● **Extracted records**

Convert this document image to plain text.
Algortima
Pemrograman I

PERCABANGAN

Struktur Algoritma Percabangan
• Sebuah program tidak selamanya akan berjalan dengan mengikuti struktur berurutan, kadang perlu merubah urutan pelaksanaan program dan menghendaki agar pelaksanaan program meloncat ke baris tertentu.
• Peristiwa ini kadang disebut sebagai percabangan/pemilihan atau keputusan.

● **Written problem**
Repeat the entries exactly, all of them.

● **Exercise output**
Convert this document image to plain text.
Algortima
Pemrograman I

PERCABANGAN

Struktur Algoritma Percabangan
• Sebuah program tidak selamanya akan berjalan dengan mengikuti struktur berurutan, kadang perlu merubah urutan pelaksanaan program dan menghendaki agar pelaksanaan program meloncat ke baris tertentu.
• Peristiwa ini kadang disebut sebagai percabangan/pemilihan atau keputusan.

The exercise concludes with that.